-- START OF Records --

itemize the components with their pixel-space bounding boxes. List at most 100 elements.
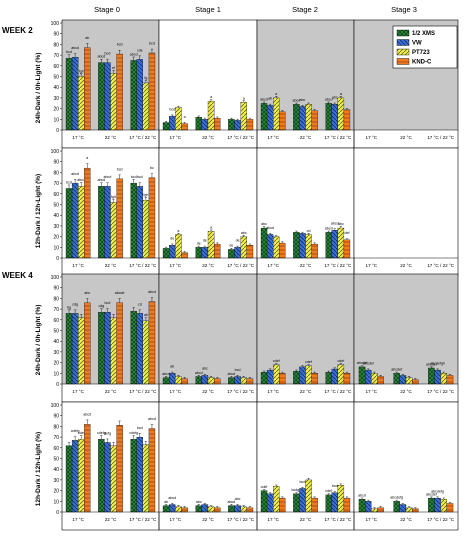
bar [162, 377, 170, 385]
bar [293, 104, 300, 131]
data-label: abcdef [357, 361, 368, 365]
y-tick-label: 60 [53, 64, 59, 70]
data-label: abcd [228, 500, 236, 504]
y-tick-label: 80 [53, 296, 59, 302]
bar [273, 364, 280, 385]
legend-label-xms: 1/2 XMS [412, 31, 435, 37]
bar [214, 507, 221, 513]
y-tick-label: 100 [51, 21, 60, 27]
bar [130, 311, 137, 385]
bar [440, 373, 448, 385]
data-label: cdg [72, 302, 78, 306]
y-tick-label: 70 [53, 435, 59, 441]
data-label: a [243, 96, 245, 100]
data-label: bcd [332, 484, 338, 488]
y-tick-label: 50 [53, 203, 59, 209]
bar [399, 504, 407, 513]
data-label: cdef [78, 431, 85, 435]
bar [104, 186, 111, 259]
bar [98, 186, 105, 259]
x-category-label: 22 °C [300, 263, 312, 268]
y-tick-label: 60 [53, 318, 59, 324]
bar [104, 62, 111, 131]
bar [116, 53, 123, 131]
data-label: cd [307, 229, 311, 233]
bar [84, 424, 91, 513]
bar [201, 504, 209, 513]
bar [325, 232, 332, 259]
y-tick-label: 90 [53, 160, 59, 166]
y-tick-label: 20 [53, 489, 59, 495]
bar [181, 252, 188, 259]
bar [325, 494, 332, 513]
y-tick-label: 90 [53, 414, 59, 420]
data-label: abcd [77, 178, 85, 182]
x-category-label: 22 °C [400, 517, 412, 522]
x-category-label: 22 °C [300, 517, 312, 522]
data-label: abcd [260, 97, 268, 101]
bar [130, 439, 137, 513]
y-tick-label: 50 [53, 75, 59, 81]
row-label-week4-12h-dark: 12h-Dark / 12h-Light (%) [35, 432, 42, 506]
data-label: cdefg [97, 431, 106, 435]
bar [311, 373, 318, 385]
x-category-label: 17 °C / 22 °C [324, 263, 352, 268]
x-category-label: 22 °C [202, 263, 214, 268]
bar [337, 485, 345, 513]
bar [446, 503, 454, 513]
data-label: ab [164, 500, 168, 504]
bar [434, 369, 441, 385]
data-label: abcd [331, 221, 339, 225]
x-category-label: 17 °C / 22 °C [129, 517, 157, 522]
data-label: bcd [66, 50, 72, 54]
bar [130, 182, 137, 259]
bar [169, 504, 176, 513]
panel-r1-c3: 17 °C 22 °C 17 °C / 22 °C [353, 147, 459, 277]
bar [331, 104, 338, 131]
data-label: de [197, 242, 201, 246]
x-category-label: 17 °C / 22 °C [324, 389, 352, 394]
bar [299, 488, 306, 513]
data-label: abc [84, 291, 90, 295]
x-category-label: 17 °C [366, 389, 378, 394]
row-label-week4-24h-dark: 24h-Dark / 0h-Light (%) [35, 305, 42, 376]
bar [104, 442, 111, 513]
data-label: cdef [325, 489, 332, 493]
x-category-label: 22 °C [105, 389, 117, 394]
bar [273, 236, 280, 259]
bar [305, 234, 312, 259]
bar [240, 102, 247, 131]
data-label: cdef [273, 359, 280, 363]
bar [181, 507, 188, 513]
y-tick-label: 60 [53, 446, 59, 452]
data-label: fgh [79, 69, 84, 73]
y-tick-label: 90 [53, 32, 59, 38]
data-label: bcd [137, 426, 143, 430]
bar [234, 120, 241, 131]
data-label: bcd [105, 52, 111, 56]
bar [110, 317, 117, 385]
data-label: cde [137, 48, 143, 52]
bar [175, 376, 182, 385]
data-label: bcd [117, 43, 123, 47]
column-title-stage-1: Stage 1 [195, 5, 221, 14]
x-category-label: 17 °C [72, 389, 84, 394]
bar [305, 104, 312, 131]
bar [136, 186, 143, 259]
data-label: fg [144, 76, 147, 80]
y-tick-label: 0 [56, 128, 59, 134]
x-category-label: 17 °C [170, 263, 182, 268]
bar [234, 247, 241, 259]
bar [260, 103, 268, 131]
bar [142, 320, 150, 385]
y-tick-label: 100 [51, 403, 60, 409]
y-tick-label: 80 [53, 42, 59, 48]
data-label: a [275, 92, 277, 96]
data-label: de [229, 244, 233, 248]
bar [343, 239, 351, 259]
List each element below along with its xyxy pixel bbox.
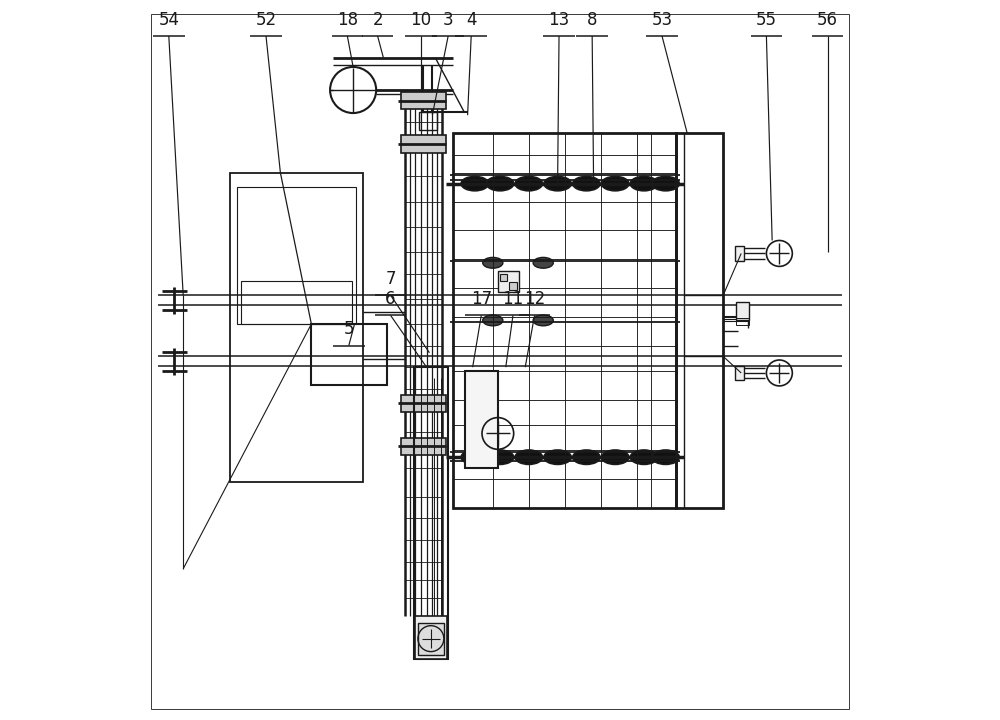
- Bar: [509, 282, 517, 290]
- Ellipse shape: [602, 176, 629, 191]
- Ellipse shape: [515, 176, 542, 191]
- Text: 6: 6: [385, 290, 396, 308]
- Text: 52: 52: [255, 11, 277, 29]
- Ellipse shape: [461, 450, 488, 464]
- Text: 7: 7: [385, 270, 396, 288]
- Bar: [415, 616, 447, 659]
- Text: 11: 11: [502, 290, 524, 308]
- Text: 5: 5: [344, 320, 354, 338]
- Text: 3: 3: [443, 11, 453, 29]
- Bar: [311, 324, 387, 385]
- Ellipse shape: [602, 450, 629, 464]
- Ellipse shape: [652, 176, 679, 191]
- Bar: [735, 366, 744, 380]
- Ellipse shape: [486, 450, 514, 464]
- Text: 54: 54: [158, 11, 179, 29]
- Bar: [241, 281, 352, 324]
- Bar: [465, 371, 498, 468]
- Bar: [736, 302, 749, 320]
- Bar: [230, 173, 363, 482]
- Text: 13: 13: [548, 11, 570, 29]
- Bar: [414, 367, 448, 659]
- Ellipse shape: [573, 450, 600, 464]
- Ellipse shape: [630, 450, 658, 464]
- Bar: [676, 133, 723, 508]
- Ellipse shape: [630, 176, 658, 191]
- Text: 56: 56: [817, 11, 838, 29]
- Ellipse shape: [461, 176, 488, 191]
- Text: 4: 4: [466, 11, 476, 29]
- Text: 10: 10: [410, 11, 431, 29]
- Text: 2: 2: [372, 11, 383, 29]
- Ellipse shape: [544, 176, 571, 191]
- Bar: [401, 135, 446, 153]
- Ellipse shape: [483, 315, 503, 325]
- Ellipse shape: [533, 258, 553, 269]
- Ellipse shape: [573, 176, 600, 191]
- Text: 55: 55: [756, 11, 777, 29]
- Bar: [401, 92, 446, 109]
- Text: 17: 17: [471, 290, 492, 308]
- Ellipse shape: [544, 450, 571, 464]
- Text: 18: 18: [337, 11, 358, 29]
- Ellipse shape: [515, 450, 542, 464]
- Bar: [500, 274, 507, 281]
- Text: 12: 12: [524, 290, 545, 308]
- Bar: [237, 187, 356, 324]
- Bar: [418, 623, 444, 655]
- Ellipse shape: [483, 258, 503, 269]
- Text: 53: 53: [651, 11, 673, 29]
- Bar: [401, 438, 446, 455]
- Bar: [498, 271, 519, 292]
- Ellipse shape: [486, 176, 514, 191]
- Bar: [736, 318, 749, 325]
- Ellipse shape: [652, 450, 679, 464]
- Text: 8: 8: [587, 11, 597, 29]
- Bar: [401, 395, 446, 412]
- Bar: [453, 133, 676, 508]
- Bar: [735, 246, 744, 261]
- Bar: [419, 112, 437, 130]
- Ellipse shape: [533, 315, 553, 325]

-- END OF Records --

> [The exercise]
Tally the lines of the records that contain the string "Light", and reply with only that number.

> [Complete response]
2